WRITTEN PROBLEM.
Count how many lines of the data below contain the string "GUIA"; the reply should be that number alone.

RECORDS PROVIDED.
%%
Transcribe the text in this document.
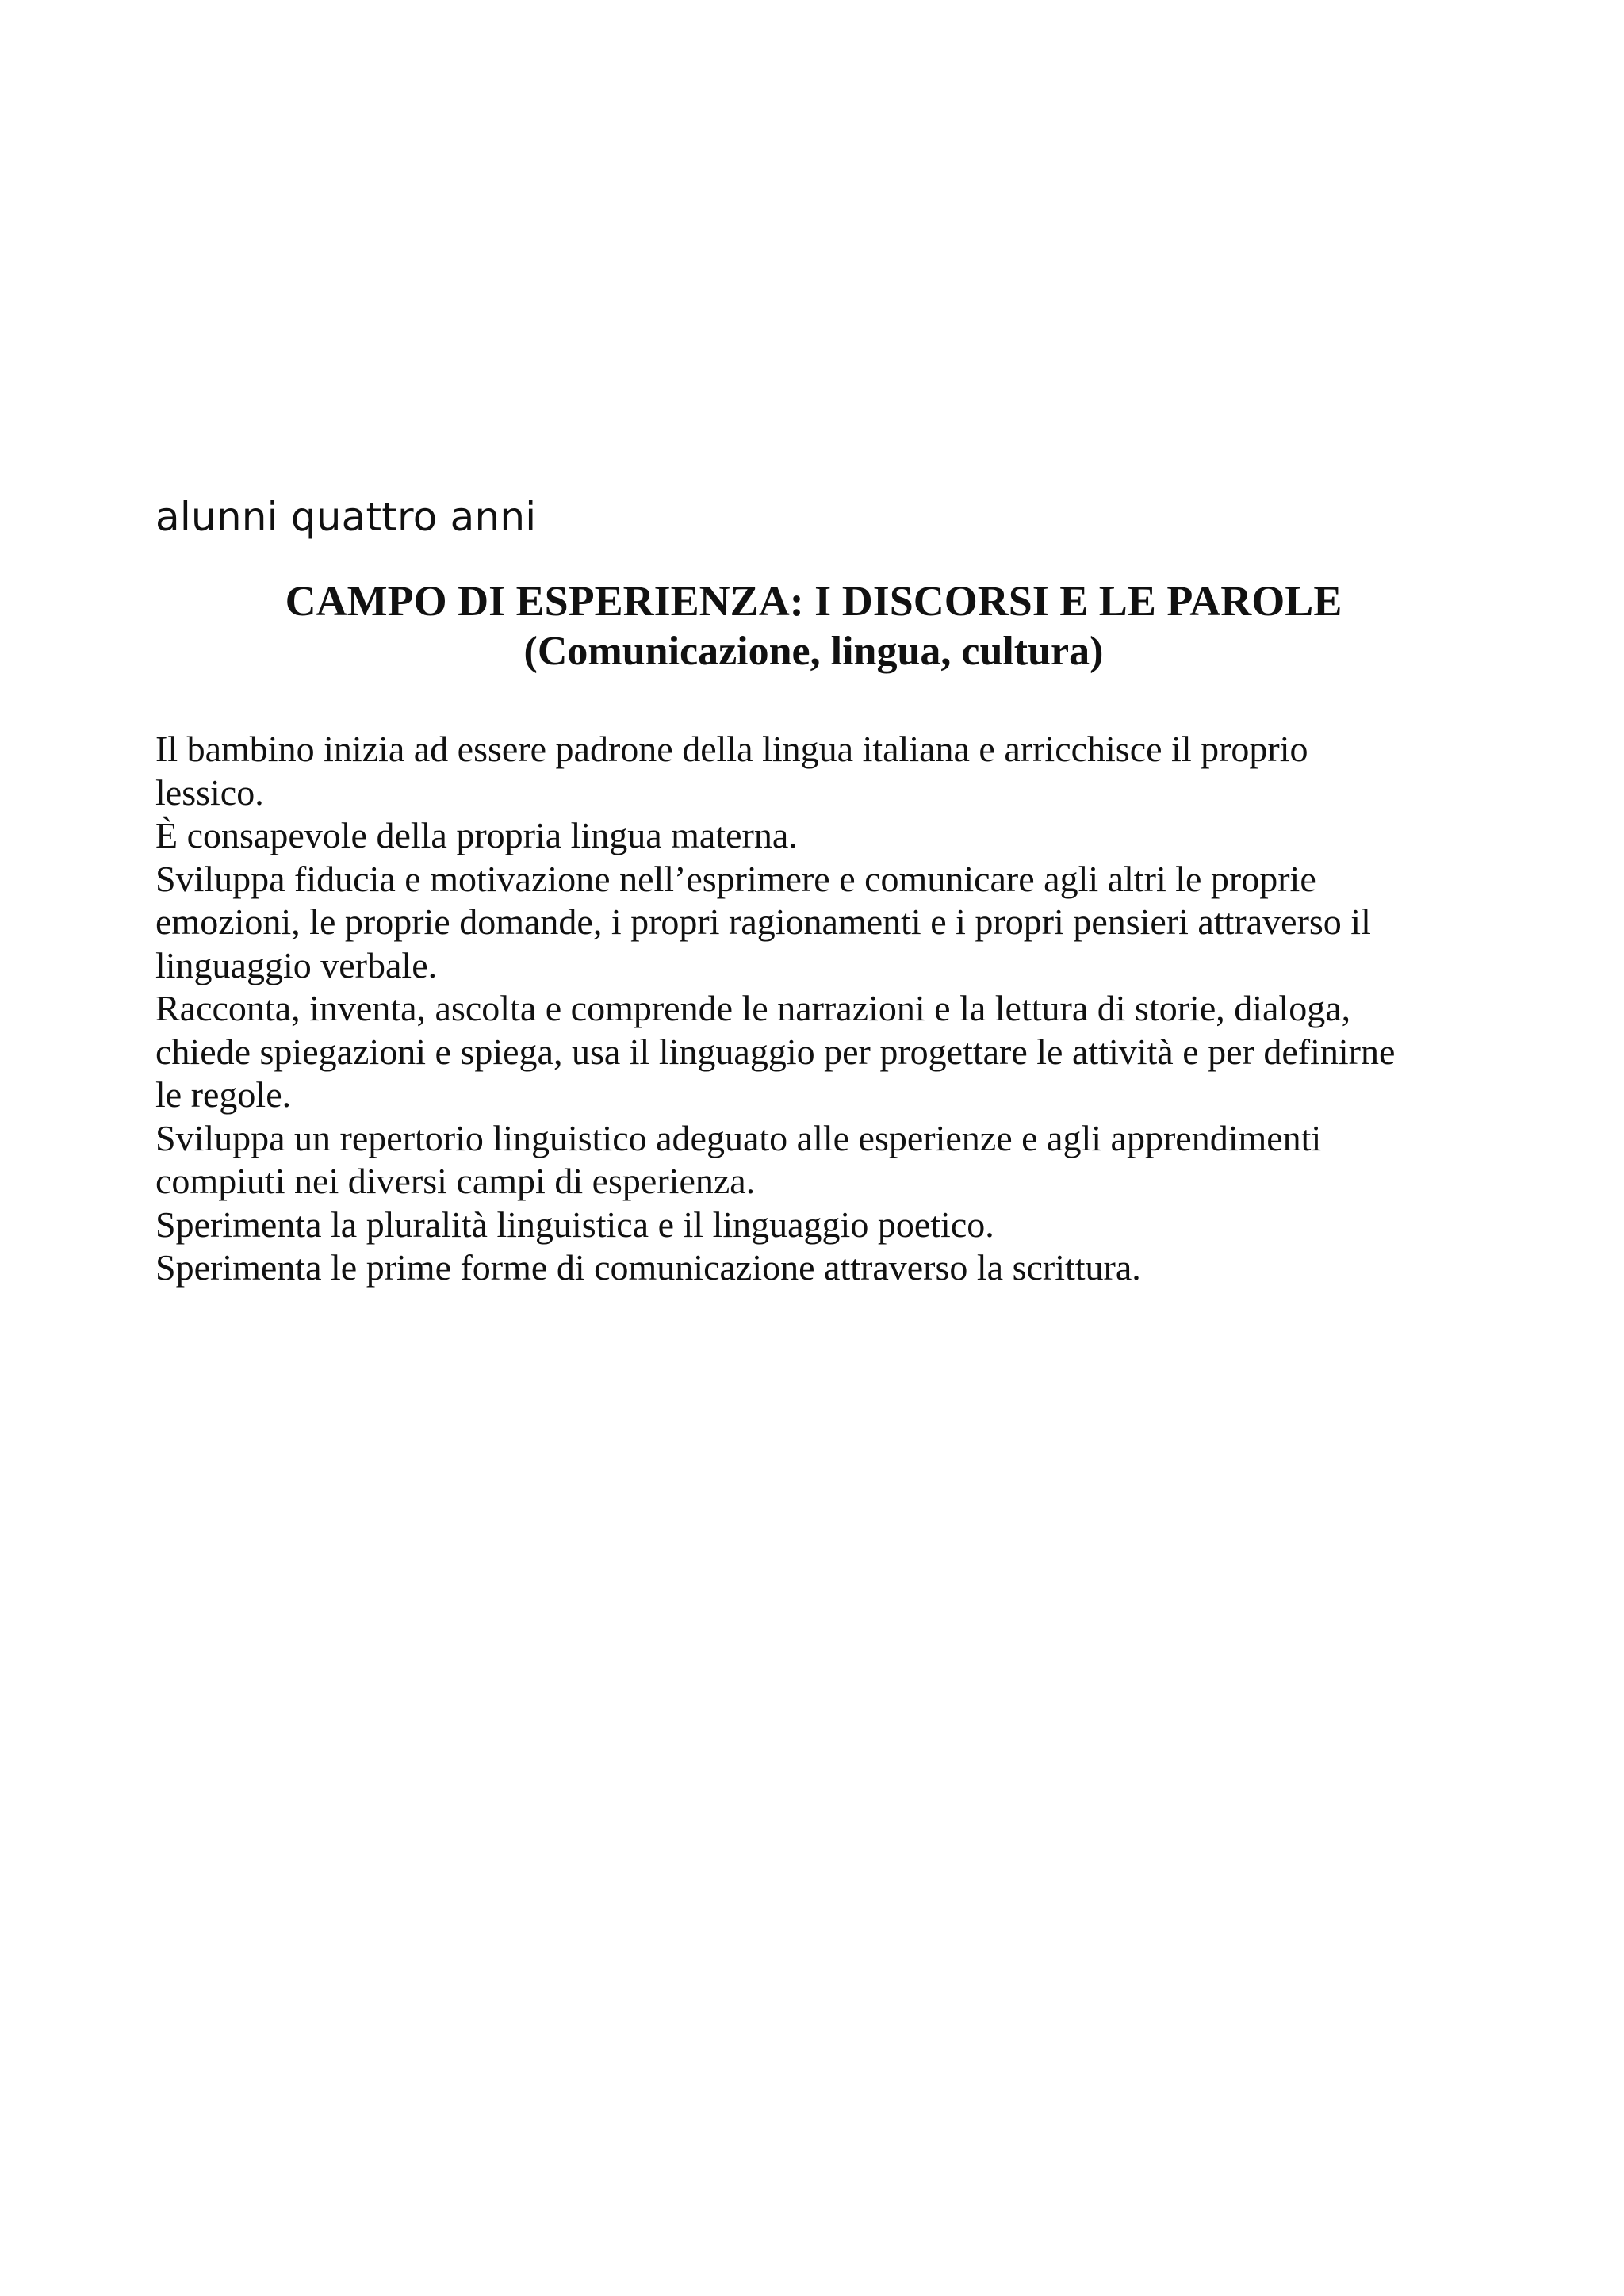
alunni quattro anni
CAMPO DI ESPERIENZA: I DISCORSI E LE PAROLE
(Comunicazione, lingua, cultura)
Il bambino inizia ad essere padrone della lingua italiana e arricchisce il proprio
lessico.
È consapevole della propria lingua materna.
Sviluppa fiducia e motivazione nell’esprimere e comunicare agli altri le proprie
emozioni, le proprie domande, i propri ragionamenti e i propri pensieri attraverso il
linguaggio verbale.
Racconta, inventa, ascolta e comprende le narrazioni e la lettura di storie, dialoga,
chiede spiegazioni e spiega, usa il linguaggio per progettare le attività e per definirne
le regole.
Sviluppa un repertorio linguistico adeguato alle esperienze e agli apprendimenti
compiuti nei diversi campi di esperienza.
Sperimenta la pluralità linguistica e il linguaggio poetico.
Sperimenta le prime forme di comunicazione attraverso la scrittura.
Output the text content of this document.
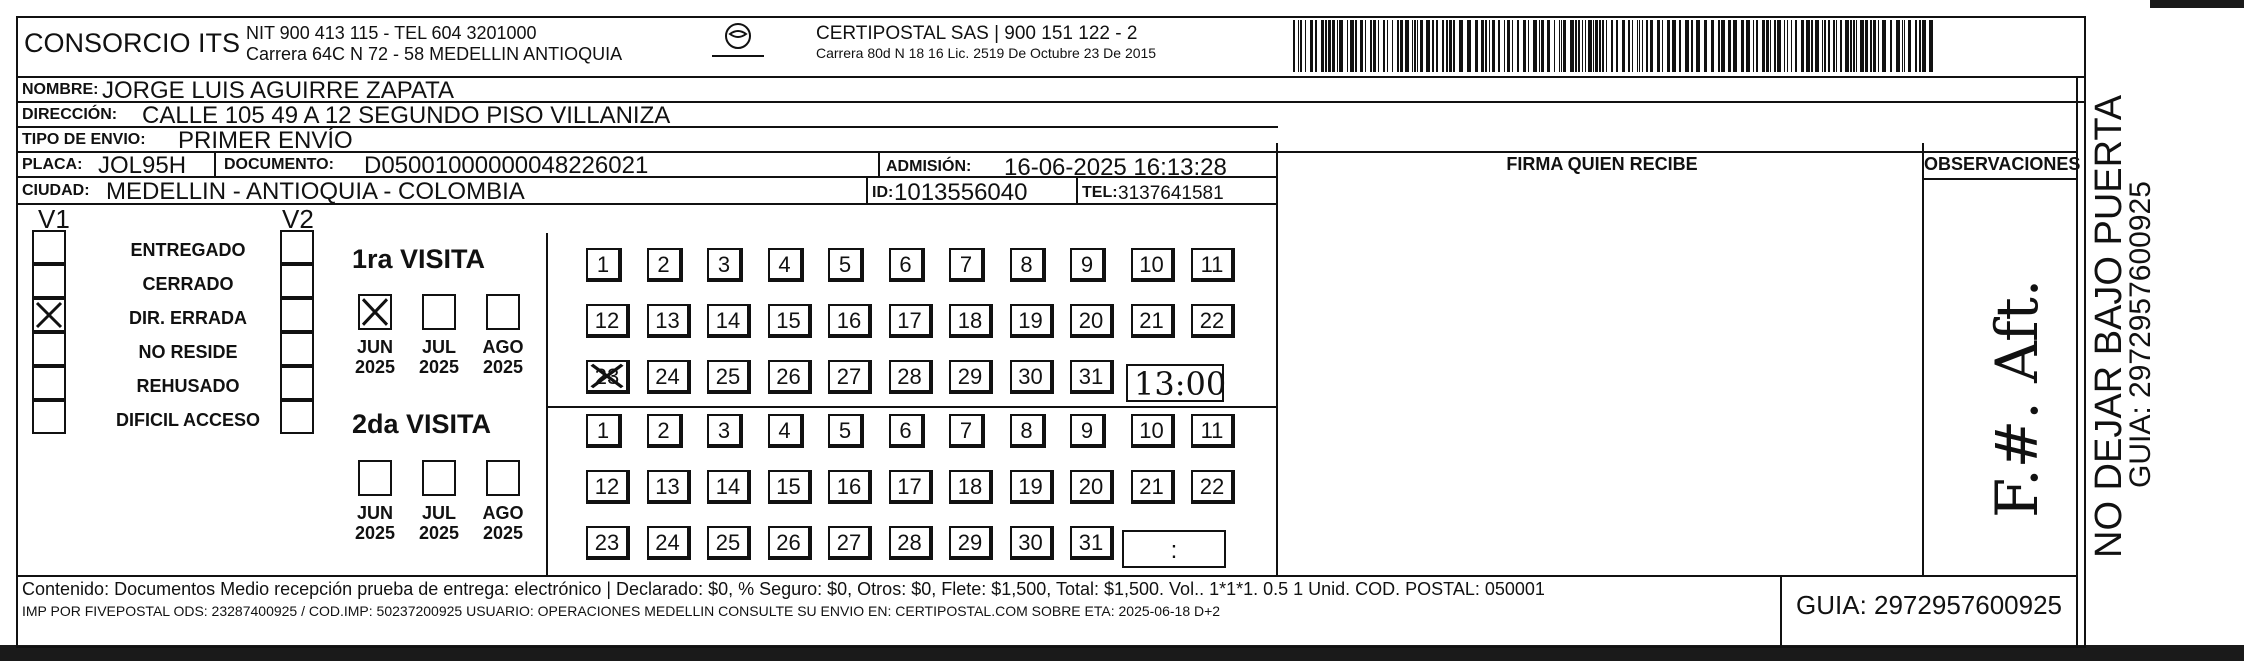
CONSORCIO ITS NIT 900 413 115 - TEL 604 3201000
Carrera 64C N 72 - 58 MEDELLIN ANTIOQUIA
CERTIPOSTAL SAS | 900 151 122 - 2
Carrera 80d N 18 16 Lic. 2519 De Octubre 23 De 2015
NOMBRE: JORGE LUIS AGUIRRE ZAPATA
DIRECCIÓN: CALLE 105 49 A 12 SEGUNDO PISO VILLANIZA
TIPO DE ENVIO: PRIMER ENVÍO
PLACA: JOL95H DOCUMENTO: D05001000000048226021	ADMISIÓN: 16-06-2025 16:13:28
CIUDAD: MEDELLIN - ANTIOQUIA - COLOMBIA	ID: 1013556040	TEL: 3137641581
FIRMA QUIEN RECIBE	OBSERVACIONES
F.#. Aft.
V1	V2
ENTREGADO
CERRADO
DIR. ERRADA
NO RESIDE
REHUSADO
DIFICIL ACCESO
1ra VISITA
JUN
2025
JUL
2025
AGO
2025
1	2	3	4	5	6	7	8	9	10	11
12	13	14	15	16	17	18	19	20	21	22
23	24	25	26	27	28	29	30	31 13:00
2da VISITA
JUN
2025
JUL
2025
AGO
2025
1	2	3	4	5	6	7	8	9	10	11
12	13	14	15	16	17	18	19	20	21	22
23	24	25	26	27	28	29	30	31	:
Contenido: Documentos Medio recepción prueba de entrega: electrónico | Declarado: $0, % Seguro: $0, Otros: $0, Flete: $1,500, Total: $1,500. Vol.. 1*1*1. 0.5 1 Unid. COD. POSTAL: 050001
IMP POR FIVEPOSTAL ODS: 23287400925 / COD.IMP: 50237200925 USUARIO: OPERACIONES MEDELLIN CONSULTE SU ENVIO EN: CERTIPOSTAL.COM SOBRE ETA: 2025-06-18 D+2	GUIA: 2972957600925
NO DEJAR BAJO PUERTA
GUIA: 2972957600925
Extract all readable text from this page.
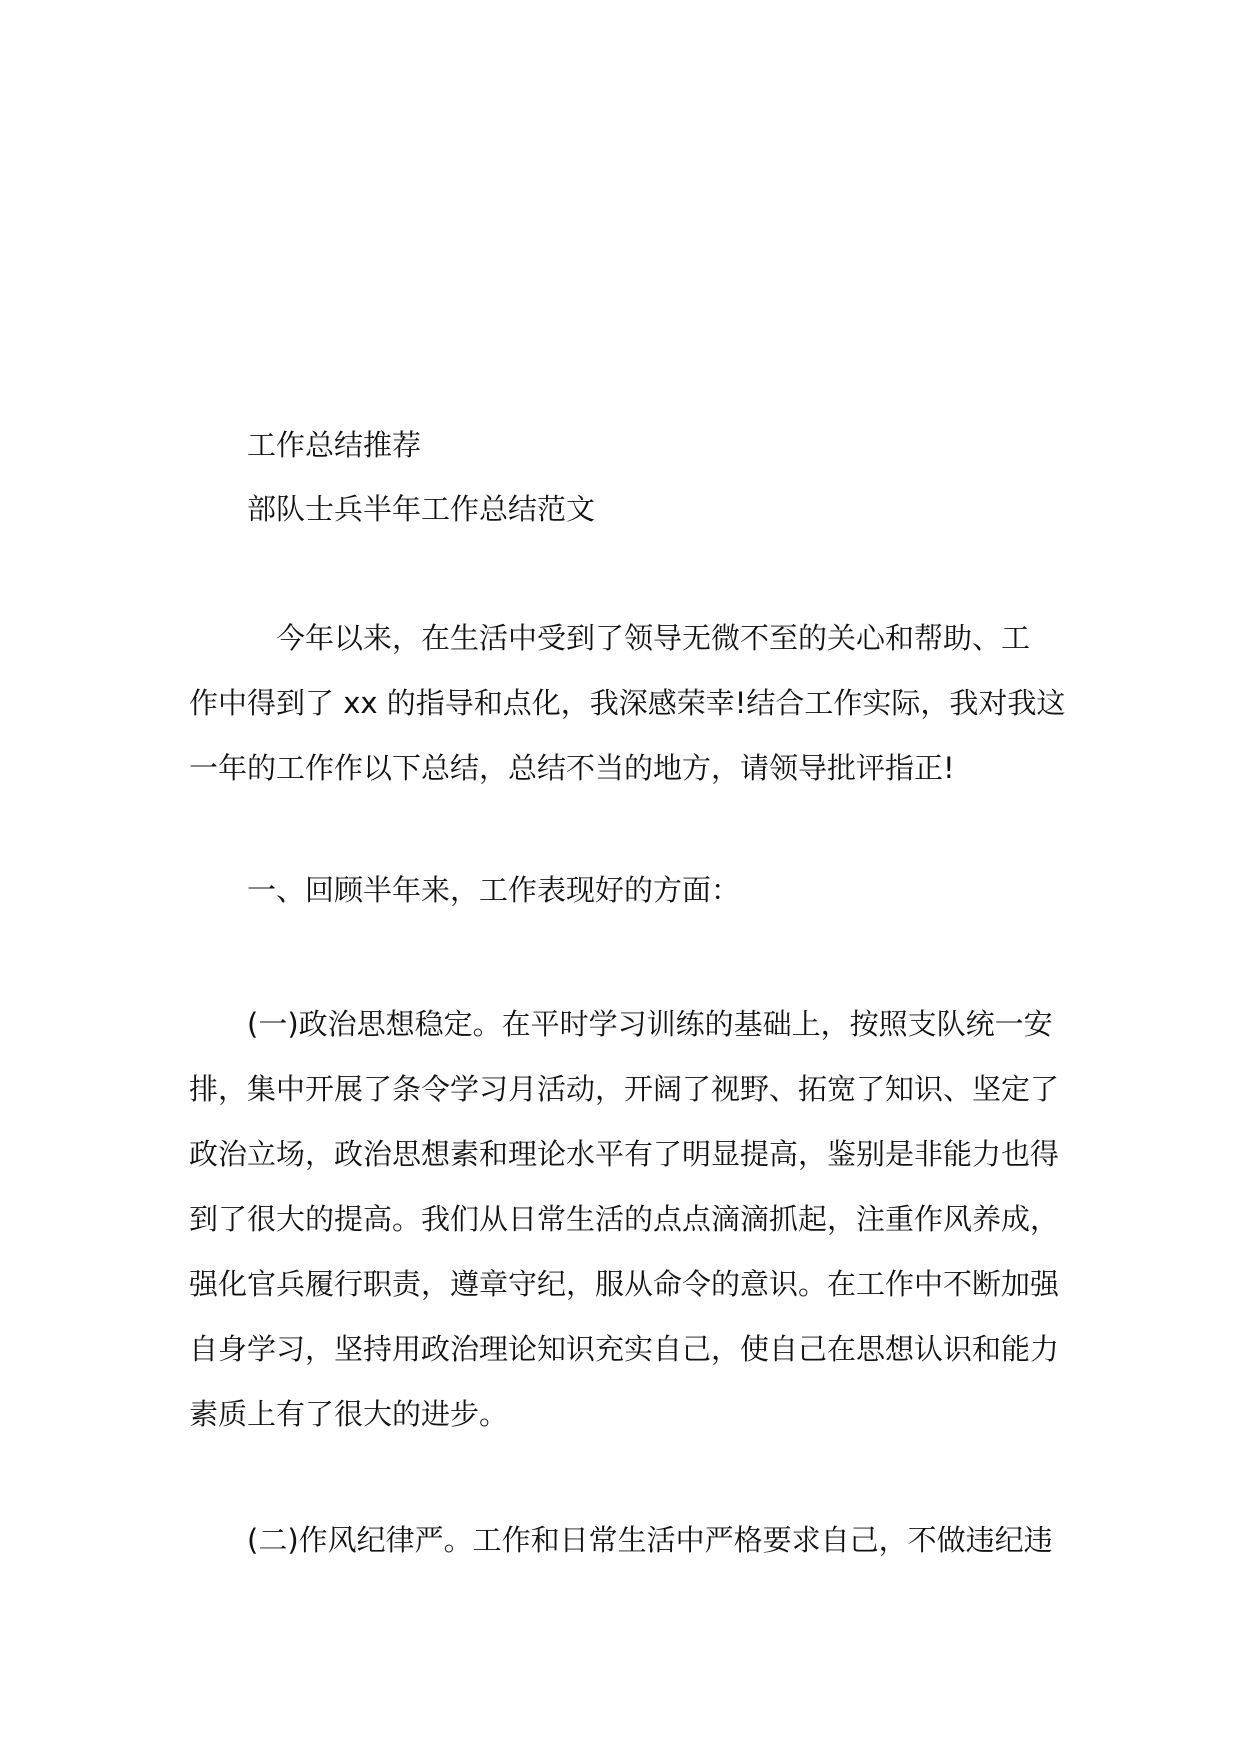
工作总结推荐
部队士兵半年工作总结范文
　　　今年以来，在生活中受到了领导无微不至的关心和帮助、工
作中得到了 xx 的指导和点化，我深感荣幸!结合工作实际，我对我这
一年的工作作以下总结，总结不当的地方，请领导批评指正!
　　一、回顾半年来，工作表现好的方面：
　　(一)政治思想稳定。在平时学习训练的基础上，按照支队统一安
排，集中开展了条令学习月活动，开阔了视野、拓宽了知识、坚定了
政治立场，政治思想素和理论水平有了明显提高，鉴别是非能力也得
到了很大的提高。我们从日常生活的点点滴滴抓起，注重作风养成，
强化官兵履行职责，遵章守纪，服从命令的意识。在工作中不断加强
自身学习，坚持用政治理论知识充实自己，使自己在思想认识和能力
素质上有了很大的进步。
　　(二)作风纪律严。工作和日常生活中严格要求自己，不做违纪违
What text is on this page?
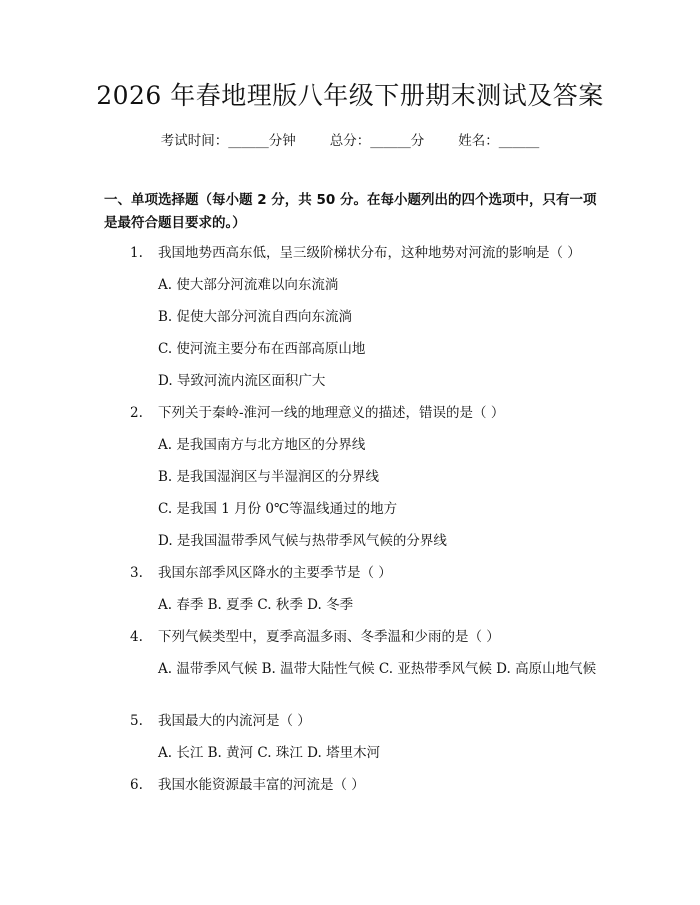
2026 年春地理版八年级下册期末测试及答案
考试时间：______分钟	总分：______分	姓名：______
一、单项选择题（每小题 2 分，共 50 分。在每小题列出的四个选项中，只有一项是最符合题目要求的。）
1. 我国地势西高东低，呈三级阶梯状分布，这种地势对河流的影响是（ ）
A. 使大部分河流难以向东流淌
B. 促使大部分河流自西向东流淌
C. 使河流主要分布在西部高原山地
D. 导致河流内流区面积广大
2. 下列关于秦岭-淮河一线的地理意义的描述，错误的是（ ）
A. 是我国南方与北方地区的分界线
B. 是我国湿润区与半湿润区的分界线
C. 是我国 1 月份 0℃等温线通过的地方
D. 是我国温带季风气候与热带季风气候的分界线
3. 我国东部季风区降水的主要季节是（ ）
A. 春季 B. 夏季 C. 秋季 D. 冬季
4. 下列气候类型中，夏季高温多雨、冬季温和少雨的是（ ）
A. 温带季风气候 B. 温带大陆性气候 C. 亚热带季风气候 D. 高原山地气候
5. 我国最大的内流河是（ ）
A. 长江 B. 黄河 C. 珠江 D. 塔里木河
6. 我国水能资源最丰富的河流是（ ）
%%
TASK RESULT.
2